# Text block:
'''
But those issues aside, what about the problems students have with the campus? At the President’s Roundtable Wednesday, Nov. 28, the administration took time to answer some of the concerns raised this semester.

“This is something I wanted to have since my first year. I wanted to hear from students, and we’ve gotten tremendous feedback from students,” said TAMUK President Steven Tallant.

The first issue on the agenda was the dining hall. Students raised concerns about its cleanliness, ice machines, and food variety.

The administration is looking into possible solutions for the ice shortage, and they’ve been working with Aramark to provide more food options, including more vegetarian dishes, said Terisa Riley, Senior Vice President for Fiscal and Student Affairs.

The next issue brought up was Student Rating of Instruction (SRIs). Students sometimes use their SRIs to give negative reviews about professors and professors are afraid that one bad review will cost them their tenure.

Third on the list was the increase of parking prices. The administration made a decision to repair roads, expand them, and improve drainage, Riley said.

“Parking will continue to be a problem as we grow. We need to adapt and be flexible and we will be,” Tallant said.

The administration is considering the construction of a parking garage, but it will cost at least $500 per student a semester, Tallant said.

The fourth issue on the list was what the administration would do if the 135-credit proposal in the Texas legislature passed. The new law would mandate that all students who take more than 135 hours will not receive financial aid, and they may be charged out-of-state tuition.
'''
# Record set:
'''
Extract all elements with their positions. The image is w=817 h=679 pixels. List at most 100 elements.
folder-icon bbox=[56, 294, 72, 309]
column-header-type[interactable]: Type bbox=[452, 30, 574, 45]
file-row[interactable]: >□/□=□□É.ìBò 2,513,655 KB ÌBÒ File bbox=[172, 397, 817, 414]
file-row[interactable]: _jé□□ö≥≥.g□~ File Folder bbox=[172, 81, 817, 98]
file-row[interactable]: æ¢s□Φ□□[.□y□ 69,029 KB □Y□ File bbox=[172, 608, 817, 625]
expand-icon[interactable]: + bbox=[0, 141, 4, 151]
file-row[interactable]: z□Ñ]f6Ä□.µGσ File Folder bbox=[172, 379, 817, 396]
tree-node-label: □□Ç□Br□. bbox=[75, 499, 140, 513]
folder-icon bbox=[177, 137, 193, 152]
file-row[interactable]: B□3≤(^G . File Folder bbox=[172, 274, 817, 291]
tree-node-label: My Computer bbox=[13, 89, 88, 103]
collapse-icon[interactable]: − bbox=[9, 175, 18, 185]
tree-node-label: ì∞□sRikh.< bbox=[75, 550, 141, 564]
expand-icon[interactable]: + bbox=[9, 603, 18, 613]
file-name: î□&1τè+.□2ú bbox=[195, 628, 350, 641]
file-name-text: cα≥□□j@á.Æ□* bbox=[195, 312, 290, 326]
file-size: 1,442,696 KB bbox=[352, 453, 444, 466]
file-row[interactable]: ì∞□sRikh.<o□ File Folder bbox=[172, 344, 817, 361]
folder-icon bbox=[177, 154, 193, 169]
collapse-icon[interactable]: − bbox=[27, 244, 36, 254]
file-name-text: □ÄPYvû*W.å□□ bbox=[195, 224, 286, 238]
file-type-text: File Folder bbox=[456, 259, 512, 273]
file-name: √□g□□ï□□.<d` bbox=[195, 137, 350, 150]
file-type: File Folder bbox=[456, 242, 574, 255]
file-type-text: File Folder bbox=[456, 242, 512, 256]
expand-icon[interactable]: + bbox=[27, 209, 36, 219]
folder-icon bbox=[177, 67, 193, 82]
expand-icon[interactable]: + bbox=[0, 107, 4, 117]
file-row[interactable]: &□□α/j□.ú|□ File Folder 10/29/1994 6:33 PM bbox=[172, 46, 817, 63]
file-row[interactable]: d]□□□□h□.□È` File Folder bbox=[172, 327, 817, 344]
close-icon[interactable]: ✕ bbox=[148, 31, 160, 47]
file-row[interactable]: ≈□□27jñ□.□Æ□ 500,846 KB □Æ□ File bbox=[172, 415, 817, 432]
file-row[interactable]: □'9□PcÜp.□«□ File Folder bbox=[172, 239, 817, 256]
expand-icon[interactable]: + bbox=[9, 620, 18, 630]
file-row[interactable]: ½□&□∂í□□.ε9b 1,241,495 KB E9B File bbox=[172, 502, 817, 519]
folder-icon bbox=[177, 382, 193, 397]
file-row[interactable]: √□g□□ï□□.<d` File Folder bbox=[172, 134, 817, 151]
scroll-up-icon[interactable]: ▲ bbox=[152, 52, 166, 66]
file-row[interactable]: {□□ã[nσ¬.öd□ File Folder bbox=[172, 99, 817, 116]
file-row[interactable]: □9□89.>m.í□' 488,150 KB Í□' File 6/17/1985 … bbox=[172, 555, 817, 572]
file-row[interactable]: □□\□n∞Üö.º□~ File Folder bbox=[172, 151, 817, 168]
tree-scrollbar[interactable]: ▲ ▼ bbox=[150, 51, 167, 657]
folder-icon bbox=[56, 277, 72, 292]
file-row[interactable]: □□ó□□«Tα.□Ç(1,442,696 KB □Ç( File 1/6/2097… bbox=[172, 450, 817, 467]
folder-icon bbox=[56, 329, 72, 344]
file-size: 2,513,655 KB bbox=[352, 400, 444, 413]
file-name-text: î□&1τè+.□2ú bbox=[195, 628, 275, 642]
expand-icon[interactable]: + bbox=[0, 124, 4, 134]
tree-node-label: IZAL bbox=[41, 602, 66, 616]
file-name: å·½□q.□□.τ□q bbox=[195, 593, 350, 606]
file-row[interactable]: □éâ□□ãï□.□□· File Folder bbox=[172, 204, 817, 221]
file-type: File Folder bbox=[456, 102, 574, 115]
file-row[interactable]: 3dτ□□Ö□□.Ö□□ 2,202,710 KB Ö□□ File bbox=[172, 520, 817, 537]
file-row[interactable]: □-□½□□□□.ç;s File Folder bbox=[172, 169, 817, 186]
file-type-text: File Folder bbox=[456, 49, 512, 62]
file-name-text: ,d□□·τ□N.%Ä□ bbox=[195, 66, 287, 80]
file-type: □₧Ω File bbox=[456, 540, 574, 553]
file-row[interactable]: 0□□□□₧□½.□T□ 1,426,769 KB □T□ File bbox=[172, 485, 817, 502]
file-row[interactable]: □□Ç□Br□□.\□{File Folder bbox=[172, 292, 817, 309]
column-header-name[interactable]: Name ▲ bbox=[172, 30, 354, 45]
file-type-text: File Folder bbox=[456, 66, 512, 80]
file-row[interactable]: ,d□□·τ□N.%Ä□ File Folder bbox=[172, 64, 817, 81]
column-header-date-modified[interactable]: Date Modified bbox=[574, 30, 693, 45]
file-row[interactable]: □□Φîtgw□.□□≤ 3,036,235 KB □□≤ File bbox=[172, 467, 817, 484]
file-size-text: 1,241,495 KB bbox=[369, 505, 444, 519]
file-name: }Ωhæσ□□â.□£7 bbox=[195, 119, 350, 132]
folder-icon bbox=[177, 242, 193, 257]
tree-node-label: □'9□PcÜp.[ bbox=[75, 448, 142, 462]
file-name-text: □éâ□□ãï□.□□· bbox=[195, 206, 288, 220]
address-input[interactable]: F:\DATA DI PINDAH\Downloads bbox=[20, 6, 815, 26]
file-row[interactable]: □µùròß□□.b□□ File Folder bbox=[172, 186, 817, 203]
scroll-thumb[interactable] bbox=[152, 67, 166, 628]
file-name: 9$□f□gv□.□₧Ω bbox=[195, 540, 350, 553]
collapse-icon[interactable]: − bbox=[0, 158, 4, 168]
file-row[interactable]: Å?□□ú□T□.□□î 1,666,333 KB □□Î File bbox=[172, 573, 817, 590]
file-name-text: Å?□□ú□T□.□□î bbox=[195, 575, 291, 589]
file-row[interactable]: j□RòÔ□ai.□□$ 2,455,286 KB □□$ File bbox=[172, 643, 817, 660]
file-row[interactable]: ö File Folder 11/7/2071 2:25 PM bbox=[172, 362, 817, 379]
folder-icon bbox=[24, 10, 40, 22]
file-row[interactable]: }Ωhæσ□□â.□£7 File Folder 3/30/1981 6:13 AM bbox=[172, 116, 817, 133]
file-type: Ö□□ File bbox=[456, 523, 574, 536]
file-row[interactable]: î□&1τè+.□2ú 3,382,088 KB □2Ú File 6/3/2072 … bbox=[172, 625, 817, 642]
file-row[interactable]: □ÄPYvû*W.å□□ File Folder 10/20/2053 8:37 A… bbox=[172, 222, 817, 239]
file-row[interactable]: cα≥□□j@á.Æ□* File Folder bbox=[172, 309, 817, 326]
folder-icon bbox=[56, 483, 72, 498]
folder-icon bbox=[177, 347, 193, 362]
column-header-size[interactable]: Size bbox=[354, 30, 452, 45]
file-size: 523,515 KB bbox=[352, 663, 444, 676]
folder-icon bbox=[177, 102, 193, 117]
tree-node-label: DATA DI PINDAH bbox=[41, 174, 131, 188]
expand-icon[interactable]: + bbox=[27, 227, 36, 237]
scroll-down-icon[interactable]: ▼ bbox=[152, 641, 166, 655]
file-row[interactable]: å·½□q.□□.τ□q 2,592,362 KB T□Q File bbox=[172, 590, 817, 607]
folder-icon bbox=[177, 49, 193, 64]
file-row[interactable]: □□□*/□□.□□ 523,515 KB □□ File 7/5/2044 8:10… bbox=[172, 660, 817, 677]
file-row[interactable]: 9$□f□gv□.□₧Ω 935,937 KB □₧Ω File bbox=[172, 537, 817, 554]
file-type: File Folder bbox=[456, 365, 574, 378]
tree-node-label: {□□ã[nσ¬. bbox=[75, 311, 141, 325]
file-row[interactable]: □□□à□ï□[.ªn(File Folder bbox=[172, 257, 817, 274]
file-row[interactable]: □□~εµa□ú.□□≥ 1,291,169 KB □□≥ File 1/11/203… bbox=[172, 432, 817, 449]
'''
# Exercises to complete:
[a] Reproduce, word for word, the rows from the first one through the line that contains "folder-icon bbox=[177, 137, 193, 152]", with both ends included.
[b] Proceed with the article on the TAMUK President's Roundtable, starting after its final sentence.
The article and the rows were taken from separate sources.

# Outputs for the tasks:
[a]
Extract all elements with their positions. The image is w=817 h=679 pixels. List at most 100 elements.
folder-icon bbox=[56, 294, 72, 309]
column-header-type[interactable]: Type bbox=[452, 30, 574, 45]
file-row[interactable]: >□/□=□□É.ìBò 2,513,655 KB ÌBÒ File bbox=[172, 397, 817, 414]
file-row[interactable]: _jé□□ö≥≥.g□~ File Folder bbox=[172, 81, 817, 98]
file-row[interactable]: æ¢s□Φ□□[.□y□ 69,029 KB □Y□ File bbox=[172, 608, 817, 625]
expand-icon[interactable]: + bbox=[0, 141, 4, 151]
file-row[interactable]: z□Ñ]f6Ä□.µGσ File Folder bbox=[172, 379, 817, 396]
tree-node-label: □□Ç□Br□. bbox=[75, 499, 140, 513]
folder-icon bbox=[177, 137, 193, 152]

[b]
“Students are going to have to keep track of their hours. We, as a university, are going to have to educate you, advise you, and we have to have the courses you need,” Tallant said.

The fifth issue students voiced concerns about was class size. Students feel that with the growth TAMUK has experienced, class sizes will get out of hand.

“We have about 100 classrooms. Only a few can hold up to 80 students…we are making some efforts to make classrooms a little bit bigger,” said Rex Gandy, Provost.

Sixth on the list was supplemental instruction. Students said there were not enough tutors or subjects to be tutored in.

A student only needs to ask, and the Learning Assistance Center (LAC) will look for a tutor to cover the subject the student needs help in, said Juan Moreno, Director of the LAC.

In the Open Forum, students voiced concerns about sustainability, asked questions about how the university recruits professors, questioned whether more could be done for security around campus, and provided suggestions for lowering the dropout rate among freshman.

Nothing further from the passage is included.